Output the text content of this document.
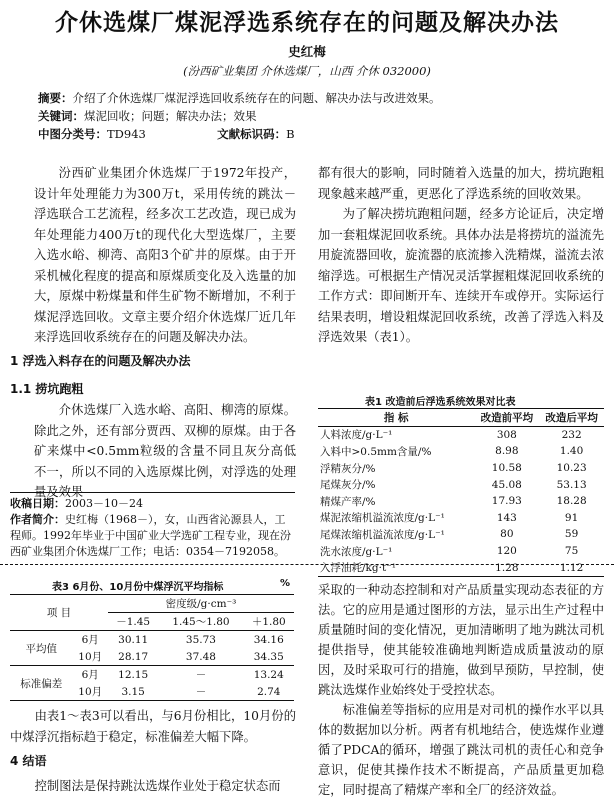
介休选煤厂煤泥浮选系统存在的问题及解决办法
史红梅
(汾西矿业集团 介休选煤厂，山西 介休 032000)
摘要：介绍了介休选煤厂煤泥浮选回收系统存在的问题、解决办法与改进效果。
关键词：煤泥回收；问题；解决办法；效果
中图分类号：TD943	文献标识码：B

汾西矿业集团介休选煤厂于1972年投产，设计年处理能力为300万t，采用传统的跳汰－浮选联合工艺流程，经多次工艺改造，现已成为年处理能力400万t的现代化大型选煤厂，主要入选水峪、柳湾、高阳3个矿井的原煤。由于开采机械化程度的提高和原煤质变化及入选量的加大，原煤中粉煤量和伴生矿物不断增加，不利于煤泥浮选回收。文章主要介绍介休选煤厂近几年来浮选回收系统存在的问题及解决办法。

1 浮选入料存在的问题及解决办法
1.1 捞坑跑粗

介休选煤厂入选水峪、高阳、柳湾的原煤。除此之外，还有部分贾西、双柳的原煤。由于各矿来煤中<0.5mm粒级的含量不同且灰分高低不一，所以不同的入选原煤比例，对浮选的处理量及效果

收稿日期：2003－10－24
作者简介：史红梅（1968－），女，山西省沁源县人，工程师。1992年毕业于中国矿业大学选矿工程专业，现在汾西矿业集团介休选煤厂工作；电话：0354－7192058。

都有很大的影响，同时随着入选量的加大，捞坑跑粗现象越来越严重，更恶化了浮选系统的回收效果。

为了解决捞坑跑粗问题，经多方论证后，决定增加一套粗煤泥回收系统。具体办法是将捞坑的溢流先用旋流器回收，旋流器的底流掺入洗精煤，溢流去浓缩浮选。可根据生产情况灵活掌握粗煤泥回收系统的工作方式：即间断开车、连续开车或停开。实际运行结果表明，增设粗煤泥回收系统，改善了浮选入料及浮选效果（表1）。

表1 改造前后浮选系统效果对比表
指 标	改造前平均	改造后平均
人料浓度/g·L⁻¹	308	232
入料中>0.5mm含量/%	8.98	1.40
浮精灰分/%	10.58	10.23
尾煤灰分/%	45.08	53.13
精煤产率/%	17.93	18.28
煤泥浓缩机溢流浓度/g·L⁻¹	143	91
尾煤浓缩机溢流浓度/g·L⁻¹	80	59
洗水浓度/g·L⁻¹	120	75
入浮油耗/kg·t⁻¹	1.28	1.12
表3 6月份、10月份中煤浮沉平均指标	%
项 目		密度级/g·cm⁻³		
		－1.45	1.45～1.80	＋1.80
平均值	6月	30.11	35.73	34.16
	10月	28.17	37.48	34.35
标准偏差	6月	12.15	－	13.24
	10月	3.15	－	2.74

由表1～表3可以看出，与6月份相比，10月份的中煤浮沉指标趋于稳定，标准偏差大幅下降。

4 结语

控制图法是保持跳汰选煤作业处于稳定状态而

采取的一种动态控制和对产品质量实现动态表征的方法。它的应用是通过图形的方法，显示出生产过程中质量随时间的变化情况，更加清晰明了地为跳汰司机提供指导，使其能较准确地判断造成质量波动的原因，及时采取可行的措施，做到早预防，早控制，使跳汰选煤作业始终处于受控状态。

标准偏差等指标的应用是对司机的操作水平以具体的数据加以分析。两者有机地结合，使选煤作业遵循了PDCA的循环，增强了跳汰司机的责任心和竞争意识，促使其操作技术不断提高，产品质量更加稳定，同时提高了精煤产率和全厂的经济效益。
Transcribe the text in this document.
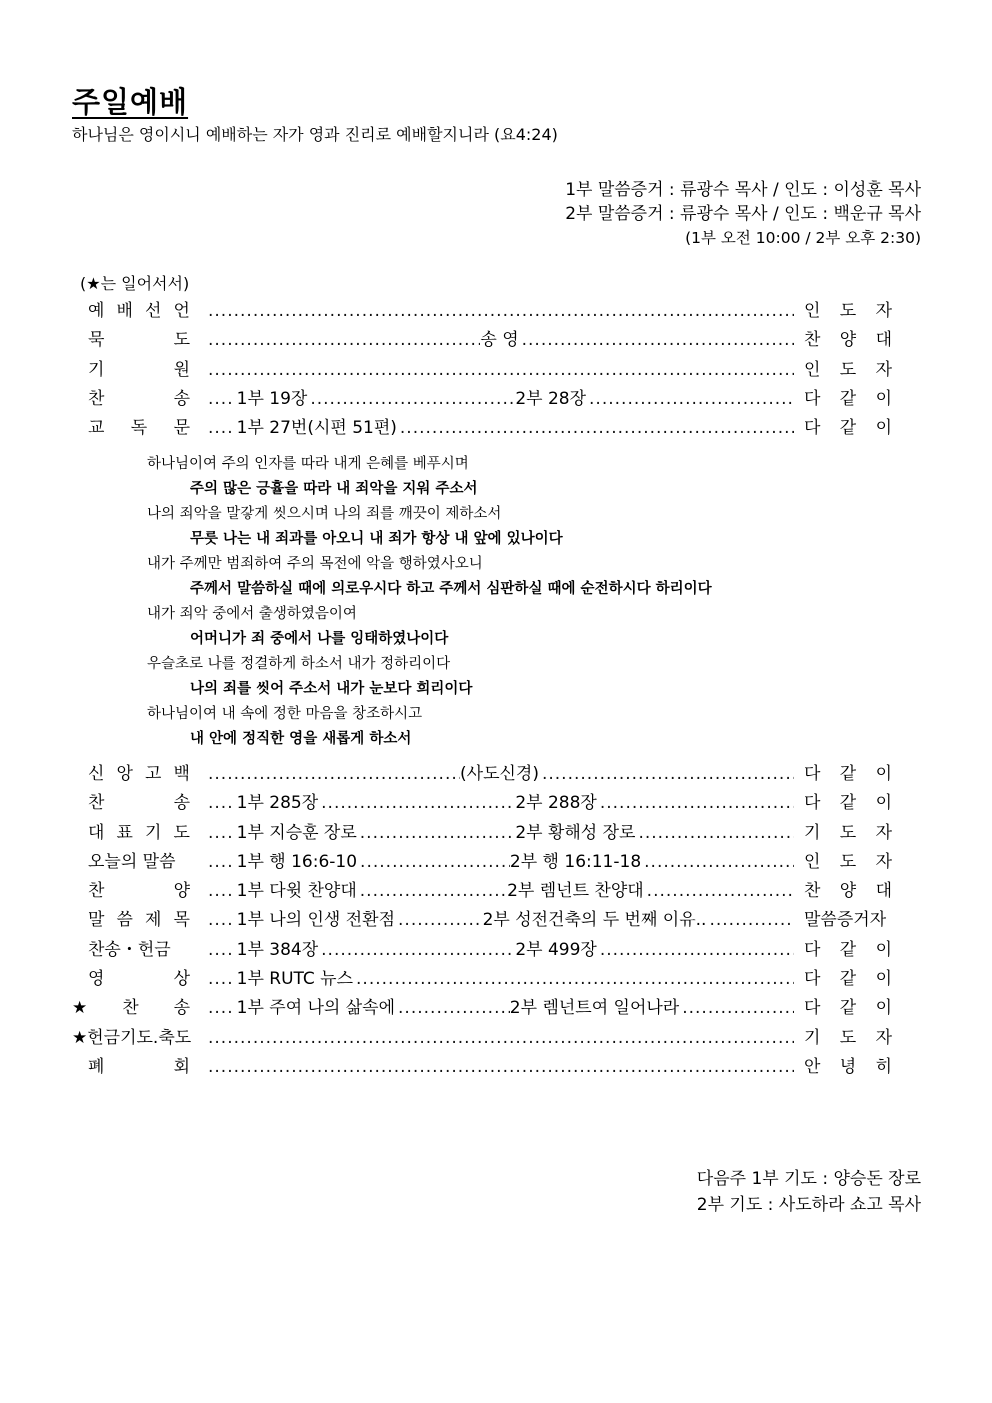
주일예배
하나님은 영이시니 예배하는 자가 영과 진리로 예배할지니라 (요4:24)
1부 말씀증거 : 류광수 목사 / 인도 : 이성훈 목사
2부 말씀증거 : 류광수 목사 / 인도 : 백운규 목사
(1부 오전 10:00 / 2부 오후 2:30)
(★는 일어서서)
예 배 선 언 .....	인 도 자
묵	도 .....	송 영 .....	찬 양 대
기	원 .....	인 도 자
찬	송 ....	1부 19장 .....	2부 28장 .....	다 같 이
교 독 문 ....	1부 27번(시편 51편) .....	다 같 이
하나님이여 주의 인자를 따라 내게 은혜를 베푸시며
주의 많은 긍휼을 따라 내 죄악을 지워 주소서
나의 죄악을 말갛게 씻으시며 나의 죄를 깨끗이 제하소서
무릇 나는 내 죄과를 아오니 내 죄가 항상 내 앞에 있나이다
내가 주께만 범죄하여 주의 목전에 악을 행하였사오니
주께서 말씀하실 때에 의로우시다 하고 주께서 심판하실 때에 순전하시다 하리이다
내가 죄악 중에서 출생하였음이여
어머니가 죄 중에서 나를 잉태하였나이다
우슬초로 나를 정결하게 하소서 내가 정하리이다
나의 죄를 씻어 주소서 내가 눈보다 희리이다
하나님이여 내 속에 정한 마음을 창조하시고
내 안에 정직한 영을 새롭게 하소서
신 앙 고 백 .....	(사도신경) .....	다 같 이
찬	송 ....	1부 285장 .....	2부 288장 .....	다 같 이
대 표 기 도 ....	1부 지승훈 장로 .....	2부 황해성 장로 .....	기 도 자
오늘의 말씀 ....	1부 행 16:6-10 .....	2부 행 16:11-18 .....	인 도 자
찬	양 ....	1부 다윗 찬양대 .....	2부 렘넌트 찬양대 .....	찬 양 대
말 씀 제 목 ....	1부 나의 인생 전환점 .....	2부 성전건축의 두 번째 이유.. .....	말씀증거자
찬송・헌금 ....	1부 384장 .....	2부 499장 .....	다 같 이
영	상 ....	1부 RUTC 뉴스 .....	다 같 이
★ 찬 송 ....	1부 주여 나의 삶속에 .....	2부 렘넌트여 일어나라 .....	다 같 이
★헌금기도.축도 .....	기 도 자
폐	회 .....	안 녕 히
다음주 1부 기도 : 양승돈 장로
2부 기도 : 사도하라 쇼고 목사
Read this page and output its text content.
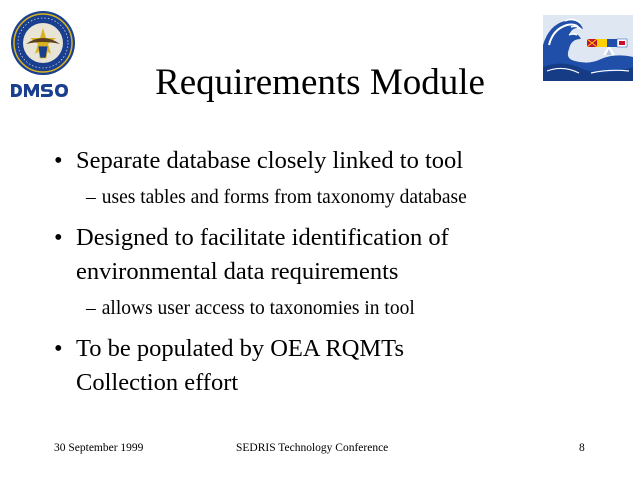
Requirements Module
• Separate database closely linked to tool
– uses tables and forms from taxonomy database
• Designed to facilitate identification of
environmental data requirements
– allows user access to taxonomies in tool
• To be populated by OEA RQMTs
Collection effort
30 September 1999	SEDRIS Technology Conference	8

☆ ☆ ☆ ☆ ☆

*Work to complete*. Copy the data exactly. Any picture it contains is to be omitted.

*Solution to this task*.
Output the text content of this document.
介休选煤厂煤泥浮选系统存在的问题及解决办法
史红梅
(汾西矿业集团 介休选煤厂，山西 介休 032000)
摘要：介绍了介休选煤厂煤泥浮选回收系统存在的问题、解决办法与改进效果。
关键词：煤泥回收；问题；解决办法；效果
中图分类号：TD943	文献标识码：B

汾西矿业集团介休选煤厂于1972年投产，设计年处理能力为300万t，采用传统的跳汰－浮选联合工艺流程，经多次工艺改造，现已成为年处理能力400万t的现代化大型选煤厂，主要入选水峪、柳湾、高阳3个矿井的原煤。由于开采机械化程度的提高和原煤质变化及入选量的加大，原煤中粉煤量和伴生矿物不断增加，不利于煤泥浮选回收。文章主要介绍介休选煤厂近几年来浮选回收系统存在的问题及解决办法。

1 浮选入料存在的问题及解决办法
1.1 捞坑跑粗

介休选煤厂入选水峪、高阳、柳湾的原煤。除此之外，还有部分贾西、双柳的原煤。由于各矿来煤中<0.5mm粒级的含量不同且灰分高低不一，所以不同的入选原煤比例，对浮选的处理量及效果

收稿日期：2003－10－24
作者简介：史红梅（1968－），女，山西省沁源县人，工程师。1992年毕业于中国矿业大学选矿工程专业，现在汾西矿业集团介休选煤厂工作；电话：0354－7192058。

都有很大的影响，同时随着入选量的加大，捞坑跑粗现象越来越严重，更恶化了浮选系统的回收效果。

为了解决捞坑跑粗问题，经多方论证后，决定增加一套粗煤泥回收系统。具体办法是将捞坑的溢流先用旋流器回收，旋流器的底流掺入洗精煤，溢流去浓缩浮选。可根据生产情况灵活掌握粗煤泥回收系统的工作方式：即间断开车、连续开车或停开。实际运行结果表明，增设粗煤泥回收系统，改善了浮选入料及浮选效果（表1）。

表1 改造前后浮选系统效果对比表
指 标	改造前平均	改造后平均
人料浓度/g·L⁻¹	308	232
入料中>0.5mm含量/%	8.98	1.40
浮精灰分/%	10.58	10.23
尾煤灰分/%	45.08	53.13
精煤产率/%	17.93	18.28
煤泥浓缩机溢流浓度/g·L⁻¹	143	91
尾煤浓缩机溢流浓度/g·L⁻¹	80	59
洗水浓度/g·L⁻¹	120	75
入浮油耗/kg·t⁻¹	1.28	1.12
表3 6月份、10月份中煤浮沉平均指标	%
项 目		密度级/g·cm⁻³		
		－1.45	1.45～1.80	＋1.80
平均值	6月	30.11	35.73	34.16
	10月	28.17	37.48	34.35
标准偏差	6月	12.15	－	13.24
	10月	3.15	－	2.74

由表1～表3可以看出，与6月份相比，10月份的中煤浮沉指标趋于稳定，标准偏差大幅下降。

4 结语

控制图法是保持跳汰选煤作业处于稳定状态而

采取的一种动态控制和对产品质量实现动态表征的方法。它的应用是通过图形的方法，显示出生产过程中质量随时间的变化情况，更加清晰明了地为跳汰司机提供指导，使其能较准确地判断造成质量波动的原因，及时采取可行的措施，做到早预防，早控制，使跳汰选煤作业始终处于受控状态。

标准偏差等指标的应用是对司机的操作水平以具体的数据加以分析。两者有机地结合，使选煤作业遵循了PDCA的循环，增强了跳汰司机的责任心和竞争意识，促使其操作技术不断提高，产品质量更加稳定，同时提高了精煤产率和全厂的经济效益。
Transcribe the text in this document.
주일예배
하나님은 영이시니 예배하는 자가 영과 진리로 예배할지니라 (요4:24)
1부 말씀증거 : 류광수 목사 / 인도 : 이성훈 목사
2부 말씀증거 : 류광수 목사 / 인도 : 백운규 목사
(1부 오전 10:00 / 2부 오후 2:30)
(★는 일어서서)
예 배 선 언 .....	인 도 자
묵	도 .....	송 영 .....	찬 양 대
기	원 .....	인 도 자
찬	송 ....	1부 19장 .....	2부 28장 .....	다 같 이
교 독 문 ....	1부 27번(시편 51편) .....	다 같 이
하나님이여 주의 인자를 따라 내게 은혜를 베푸시며
주의 많은 긍휼을 따라 내 죄악을 지워 주소서
나의 죄악을 말갛게 씻으시며 나의 죄를 깨끗이 제하소서
무릇 나는 내 죄과를 아오니 내 죄가 항상 내 앞에 있나이다
내가 주께만 범죄하여 주의 목전에 악을 행하였사오니
주께서 말씀하실 때에 의로우시다 하고 주께서 심판하실 때에 순전하시다 하리이다
내가 죄악 중에서 출생하였음이여
어머니가 죄 중에서 나를 잉태하였나이다
우슬초로 나를 정결하게 하소서 내가 정하리이다
나의 죄를 씻어 주소서 내가 눈보다 희리이다
하나님이여 내 속에 정한 마음을 창조하시고
내 안에 정직한 영을 새롭게 하소서
신 앙 고 백 .....	(사도신경) .....	다 같 이
찬	송 ....	1부 285장 .....	2부 288장 .....	다 같 이
대 표 기 도 ....	1부 지승훈 장로 .....	2부 황해성 장로 .....	기 도 자
오늘의 말씀 ....	1부 행 16:6-10 .....	2부 행 16:11-18 .....	인 도 자
찬	양 ....	1부 다윗 찬양대 .....	2부 렘넌트 찬양대 .....	찬 양 대
말 씀 제 목 ....	1부 나의 인생 전환점 .....	2부 성전건축의 두 번째 이유.. .....	말씀증거자
찬송・헌금 ....	1부 384장 .....	2부 499장 .....	다 같 이
영	상 ....	1부 RUTC 뉴스 .....	다 같 이
★ 찬 송 ....	1부 주여 나의 삶속에 .....	2부 렘넌트여 일어나라 .....	다 같 이
★헌금기도.축도 .....	기 도 자
폐	회 .....	안 녕 히
다음주 1부 기도 : 양승돈 장로
2부 기도 : 사도하라 쇼고 목사
Read this page and output its text content.
Requirements Module
• Separate database closely linked to tool
– uses tables and forms from taxonomy database
• Designed to facilitate identification of
environmental data requirements
– allows user access to taxonomies in tool
• To be populated by OEA RQMTs
Collection effort
30 September 1999	SEDRIS Technology Conference	8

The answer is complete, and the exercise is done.